- Your objective -
Rewrite the passage of the incineration text from "The IWMA is" up to and including "and deliberately so.", replacing "take-or-pay contract" with "supply contract".

Incineration (N+2)

The Competition Authority has rejected complaints that the contract between Dublin City Council and Covanta/Dong is in breach of competition law. See Examiner, Indo, Times and RTE. The last two articles give substantial space to the IWMA’s view that is not really what the Competition Authority said, but it did. The Poolbeg incinerator affects the market for waste disposal directly and the market for waste collection indirectly, but not in an illegal or unfair way. The Competition Authority ruled correctly.

RTE also reports that Minister Gormley wants a word with the Competition Authority, which is peculiar as the CA does not answer to DEHLG.

The IWMA is now pursuing a complaint with the EU that the take-or-pay contract between DCC and C/D constitutes an unfair state subsidy. The evidence is again against the IWMA. Long-term contracts are perfectly legal. The IWMA will have to show that the DCC overpaid, and deliberately so.

The press also report estimates of the cost of abandoning the Poolbeg incinerator at this stage: Hundreds of millions of euro. See Indo and Herald. That number corresponds to my own back of the envelope calculations for the total of landfill fines, money already spent on Poolbeg, contract buy-out, and the extra cost of the alternative disposal methods.

- Material -
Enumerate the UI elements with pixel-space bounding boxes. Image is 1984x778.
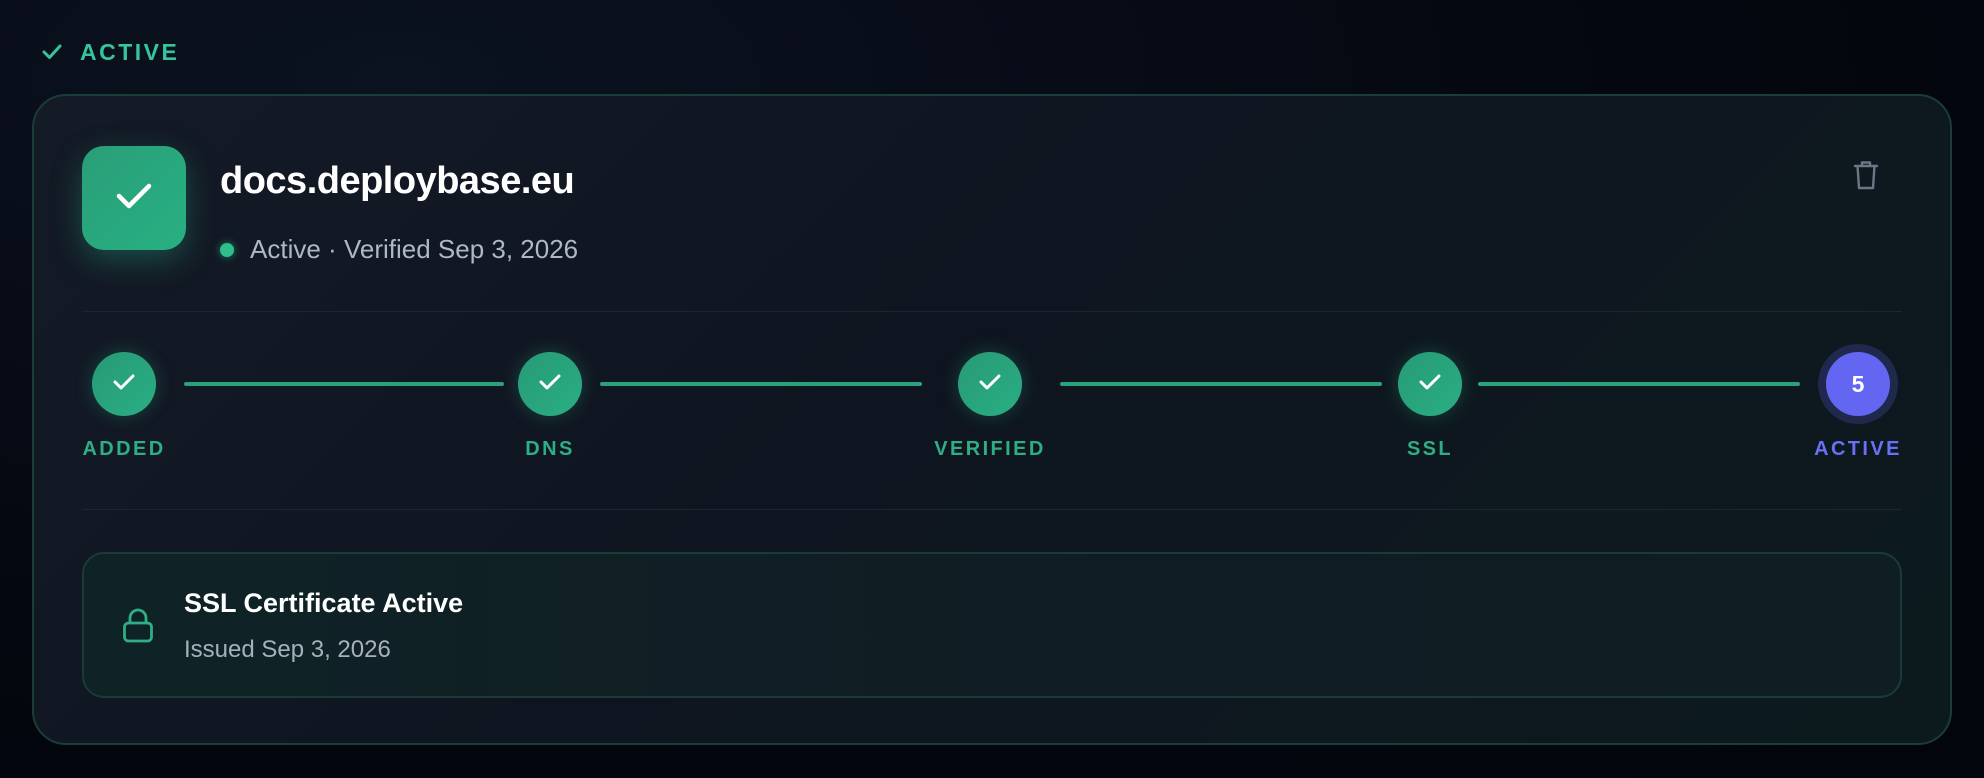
==
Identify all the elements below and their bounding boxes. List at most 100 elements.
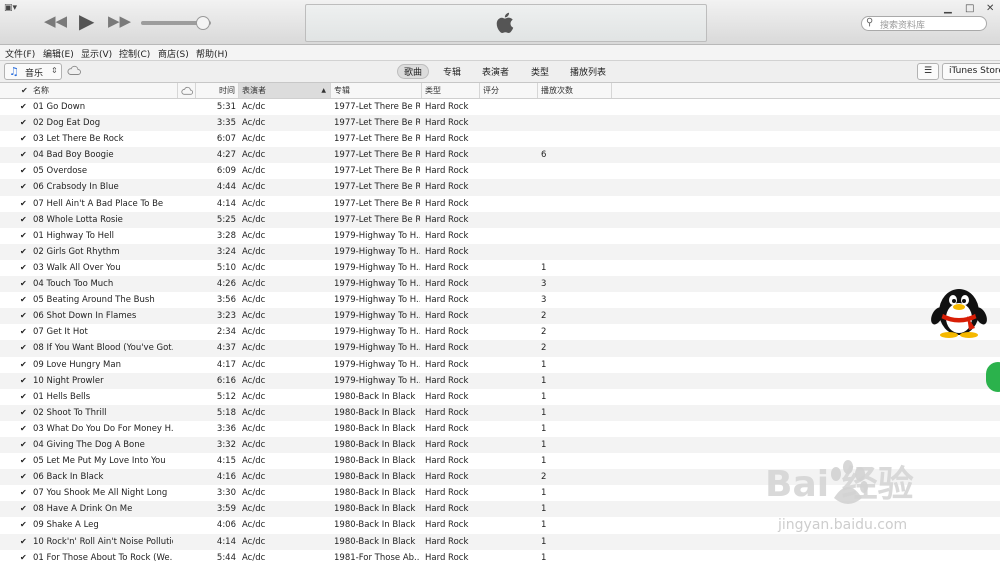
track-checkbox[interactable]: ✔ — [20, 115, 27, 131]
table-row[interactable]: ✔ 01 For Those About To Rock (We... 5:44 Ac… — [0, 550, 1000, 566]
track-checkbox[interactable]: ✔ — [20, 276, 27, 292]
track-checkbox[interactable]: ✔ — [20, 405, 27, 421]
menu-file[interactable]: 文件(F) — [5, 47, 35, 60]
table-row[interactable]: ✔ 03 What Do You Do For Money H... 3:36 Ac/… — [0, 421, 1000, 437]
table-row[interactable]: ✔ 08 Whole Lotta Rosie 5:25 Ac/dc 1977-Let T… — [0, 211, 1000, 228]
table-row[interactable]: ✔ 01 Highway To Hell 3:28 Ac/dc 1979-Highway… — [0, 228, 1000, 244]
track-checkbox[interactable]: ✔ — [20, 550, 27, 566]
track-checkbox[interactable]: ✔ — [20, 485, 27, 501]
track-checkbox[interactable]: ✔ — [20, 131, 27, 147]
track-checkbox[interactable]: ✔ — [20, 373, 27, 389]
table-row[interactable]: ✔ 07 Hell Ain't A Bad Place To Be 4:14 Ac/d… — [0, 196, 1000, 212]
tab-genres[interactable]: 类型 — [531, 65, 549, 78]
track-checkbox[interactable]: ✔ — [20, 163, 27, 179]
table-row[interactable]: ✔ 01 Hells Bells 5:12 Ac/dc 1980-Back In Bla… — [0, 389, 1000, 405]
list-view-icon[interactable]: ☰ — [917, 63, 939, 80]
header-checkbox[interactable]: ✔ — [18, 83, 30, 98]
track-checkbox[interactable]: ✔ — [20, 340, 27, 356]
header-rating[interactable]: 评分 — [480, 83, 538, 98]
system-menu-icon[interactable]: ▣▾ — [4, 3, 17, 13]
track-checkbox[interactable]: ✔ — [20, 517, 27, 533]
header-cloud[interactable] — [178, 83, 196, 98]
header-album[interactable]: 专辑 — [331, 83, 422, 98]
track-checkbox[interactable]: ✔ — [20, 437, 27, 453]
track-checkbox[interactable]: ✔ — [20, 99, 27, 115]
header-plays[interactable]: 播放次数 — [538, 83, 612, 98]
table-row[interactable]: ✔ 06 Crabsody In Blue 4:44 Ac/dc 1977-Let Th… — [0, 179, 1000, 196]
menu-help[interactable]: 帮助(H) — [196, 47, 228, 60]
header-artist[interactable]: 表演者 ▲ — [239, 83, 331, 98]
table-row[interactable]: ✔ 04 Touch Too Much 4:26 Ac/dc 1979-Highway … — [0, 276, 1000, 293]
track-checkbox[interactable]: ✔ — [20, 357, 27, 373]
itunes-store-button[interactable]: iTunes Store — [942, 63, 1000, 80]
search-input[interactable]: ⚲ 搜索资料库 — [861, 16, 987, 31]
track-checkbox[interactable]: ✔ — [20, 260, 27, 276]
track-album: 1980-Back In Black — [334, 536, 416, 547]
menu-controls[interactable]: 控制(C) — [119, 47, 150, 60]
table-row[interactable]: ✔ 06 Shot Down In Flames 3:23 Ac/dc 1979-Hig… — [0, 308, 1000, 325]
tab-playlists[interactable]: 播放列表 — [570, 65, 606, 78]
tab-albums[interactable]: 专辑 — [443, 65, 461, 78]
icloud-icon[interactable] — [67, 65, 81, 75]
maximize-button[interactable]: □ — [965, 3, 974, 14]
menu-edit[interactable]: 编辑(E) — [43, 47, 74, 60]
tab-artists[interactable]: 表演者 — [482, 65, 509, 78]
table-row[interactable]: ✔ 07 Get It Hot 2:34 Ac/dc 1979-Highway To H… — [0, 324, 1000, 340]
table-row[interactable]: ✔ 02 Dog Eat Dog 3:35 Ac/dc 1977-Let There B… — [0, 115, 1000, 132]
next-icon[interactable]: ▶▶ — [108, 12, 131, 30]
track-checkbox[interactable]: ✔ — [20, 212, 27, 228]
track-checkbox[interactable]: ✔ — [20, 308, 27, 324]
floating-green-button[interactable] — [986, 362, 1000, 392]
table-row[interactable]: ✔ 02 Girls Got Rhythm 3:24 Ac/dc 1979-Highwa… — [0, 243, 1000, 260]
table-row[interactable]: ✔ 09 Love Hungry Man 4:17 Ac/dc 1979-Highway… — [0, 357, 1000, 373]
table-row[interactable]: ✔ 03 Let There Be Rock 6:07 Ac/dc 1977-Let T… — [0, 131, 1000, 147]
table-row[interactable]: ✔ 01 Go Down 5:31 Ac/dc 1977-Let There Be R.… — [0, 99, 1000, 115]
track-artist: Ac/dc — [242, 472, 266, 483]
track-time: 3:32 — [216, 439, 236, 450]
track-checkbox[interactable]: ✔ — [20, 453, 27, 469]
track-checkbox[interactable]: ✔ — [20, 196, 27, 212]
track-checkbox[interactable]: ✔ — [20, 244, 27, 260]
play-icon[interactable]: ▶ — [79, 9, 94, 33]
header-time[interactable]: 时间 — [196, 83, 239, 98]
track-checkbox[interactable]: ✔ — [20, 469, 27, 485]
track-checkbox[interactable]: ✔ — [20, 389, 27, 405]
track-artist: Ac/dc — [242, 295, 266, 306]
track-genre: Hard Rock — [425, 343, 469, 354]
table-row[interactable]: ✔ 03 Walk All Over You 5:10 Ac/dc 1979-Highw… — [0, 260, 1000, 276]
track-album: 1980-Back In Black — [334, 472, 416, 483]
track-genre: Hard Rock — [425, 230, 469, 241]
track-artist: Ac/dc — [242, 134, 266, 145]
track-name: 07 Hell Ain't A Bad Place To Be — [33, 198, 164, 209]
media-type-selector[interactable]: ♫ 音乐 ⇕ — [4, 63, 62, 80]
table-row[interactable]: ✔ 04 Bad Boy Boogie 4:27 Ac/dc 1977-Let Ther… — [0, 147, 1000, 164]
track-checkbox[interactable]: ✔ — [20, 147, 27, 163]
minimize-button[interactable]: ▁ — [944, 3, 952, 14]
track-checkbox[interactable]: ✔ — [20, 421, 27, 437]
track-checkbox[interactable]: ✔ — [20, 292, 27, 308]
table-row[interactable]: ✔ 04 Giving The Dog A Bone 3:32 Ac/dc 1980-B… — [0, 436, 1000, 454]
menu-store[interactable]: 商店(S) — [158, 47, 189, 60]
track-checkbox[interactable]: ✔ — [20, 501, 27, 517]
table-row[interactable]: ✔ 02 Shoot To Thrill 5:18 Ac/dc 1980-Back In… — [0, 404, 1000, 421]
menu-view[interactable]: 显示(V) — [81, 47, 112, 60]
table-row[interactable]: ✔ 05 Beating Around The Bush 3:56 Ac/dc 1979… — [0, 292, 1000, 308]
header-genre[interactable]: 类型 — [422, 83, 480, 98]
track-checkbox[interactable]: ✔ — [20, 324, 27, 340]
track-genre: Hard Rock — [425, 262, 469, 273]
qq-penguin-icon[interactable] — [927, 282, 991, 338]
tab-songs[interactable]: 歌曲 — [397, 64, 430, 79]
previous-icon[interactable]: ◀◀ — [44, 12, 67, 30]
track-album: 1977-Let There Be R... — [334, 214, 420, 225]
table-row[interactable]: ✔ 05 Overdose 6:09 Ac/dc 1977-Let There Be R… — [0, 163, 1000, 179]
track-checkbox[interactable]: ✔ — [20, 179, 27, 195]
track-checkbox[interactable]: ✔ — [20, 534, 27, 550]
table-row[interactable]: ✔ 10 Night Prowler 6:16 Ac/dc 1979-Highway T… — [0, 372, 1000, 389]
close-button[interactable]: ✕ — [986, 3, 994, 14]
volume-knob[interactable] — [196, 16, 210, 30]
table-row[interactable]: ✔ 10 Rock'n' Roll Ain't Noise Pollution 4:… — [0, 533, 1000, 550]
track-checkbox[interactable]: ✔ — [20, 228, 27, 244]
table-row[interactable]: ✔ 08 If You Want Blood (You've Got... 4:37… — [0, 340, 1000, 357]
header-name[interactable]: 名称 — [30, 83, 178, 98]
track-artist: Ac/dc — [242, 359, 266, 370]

- Finished task -
The IWMA is now pursuing a complaint with the EU that the supply contract between DCC and C/D constitutes an unfair state subsidy. The evidence is again against the IWMA. Long-term contracts are perfectly legal. The IWMA will have to show that the DCC overpaid, and deliberately so.